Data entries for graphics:
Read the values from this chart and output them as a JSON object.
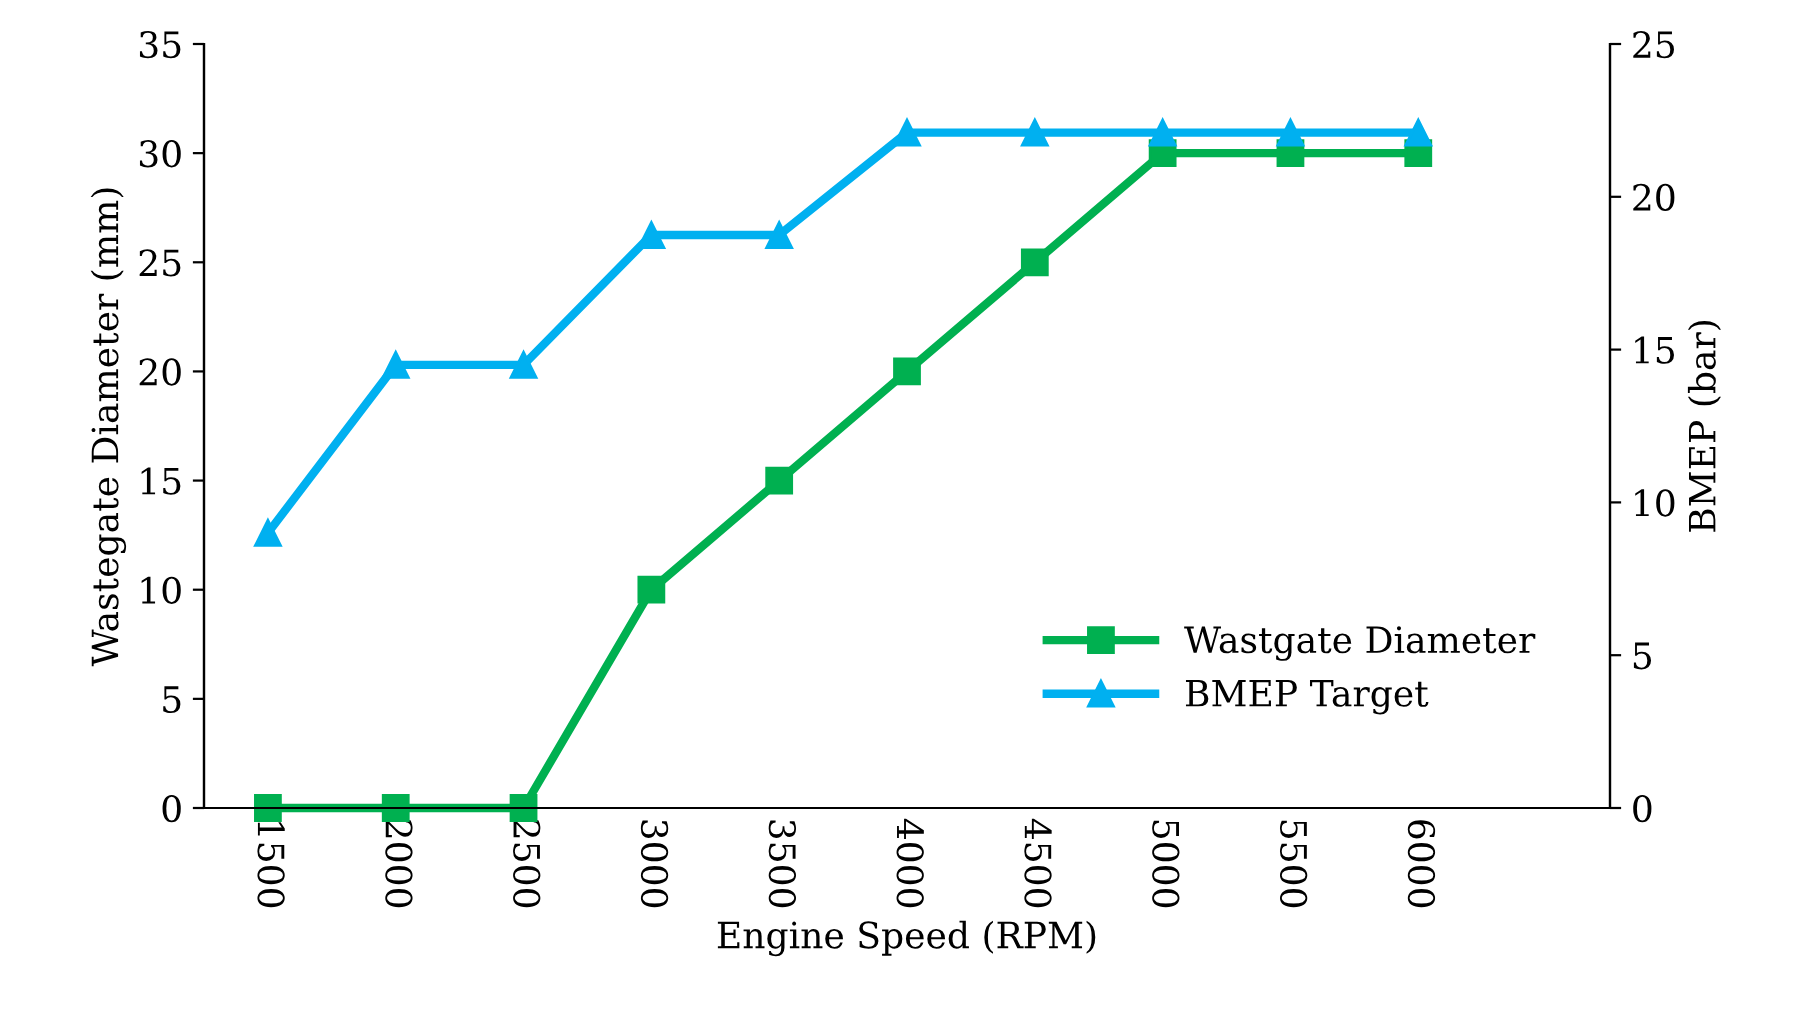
{
  "chart_data": {
    "type": "line",
    "xlabel": "Engine Speed (RPM)",
    "ylabel": "Wastegate Diameter (mm)",
    "y2label": "BMEP (bar)",
    "categories": [
      "1500",
      "2000",
      "2500",
      "3000",
      "3500",
      "4000",
      "4500",
      "5000",
      "5500",
      "6000",
      null
    ],
    "series": [
      {
        "name": "Wastgate Diameter",
        "color": "#00b050",
        "marker": "square",
        "values": [
          0,
          0,
          0,
          10,
          15,
          20,
          25,
          30,
          30,
          30,
          null
        ]
      },
      {
        "name": "BMEP Target",
        "color": "#00b0f0",
        "marker": "triangle",
        "axis": "y2",
        "values": [
          9,
          14.5,
          14.5,
          18.75,
          18.75,
          22.1,
          22.1,
          22.1,
          22.1,
          22.1,
          null
        ]
      }
    ],
    "ylim": [
      0,
      35
    ],
    "yticks": [
      0,
      5,
      10,
      15,
      20,
      25,
      30,
      35
    ],
    "y2lim": [
      0,
      25
    ],
    "y2ticks": [
      0,
      5,
      10,
      15,
      20,
      25
    ],
    "grid": false,
    "legend": "bottom right",
    "line_style": "solid"
  }
}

* [WHAT THE TASK ASKS]
Leaving the pictures aside, transcribe the entire listing exactly.

* [SOLUTION]
Read the values from this chart and output them as a JSON object.
{
  "chart_data": {
    "type": "line",
    "xlabel": "Engine Speed (RPM)",
    "ylabel": "Wastegate Diameter (mm)",
    "y2label": "BMEP (bar)",
    "categories": [
      "1500",
      "2000",
      "2500",
      "3000",
      "3500",
      "4000",
      "4500",
      "5000",
      "5500",
      "6000",
      null
    ],
    "series": [
      {
        "name": "Wastgate Diameter",
        "color": "#00b050",
        "marker": "square",
        "values": [
          0,
          0,
          0,
          10,
          15,
          20,
          25,
          30,
          30,
          30,
          null
        ]
      },
      {
        "name": "BMEP Target",
        "color": "#00b0f0",
        "marker": "triangle",
        "axis": "y2",
        "values": [
          9,
          14.5,
          14.5,
          18.75,
          18.75,
          22.1,
          22.1,
          22.1,
          22.1,
          22.1,
          null
        ]
      }
    ],
    "ylim": [
      0,
      35
    ],
    "yticks": [
      0,
      5,
      10,
      15,
      20,
      25,
      30,
      35
    ],
    "y2lim": [
      0,
      25
    ],
    "y2ticks": [
      0,
      5,
      10,
      15,
      20,
      25
    ],
    "grid": false,
    "legend": "bottom right",
    "line_style": "solid"
  }
}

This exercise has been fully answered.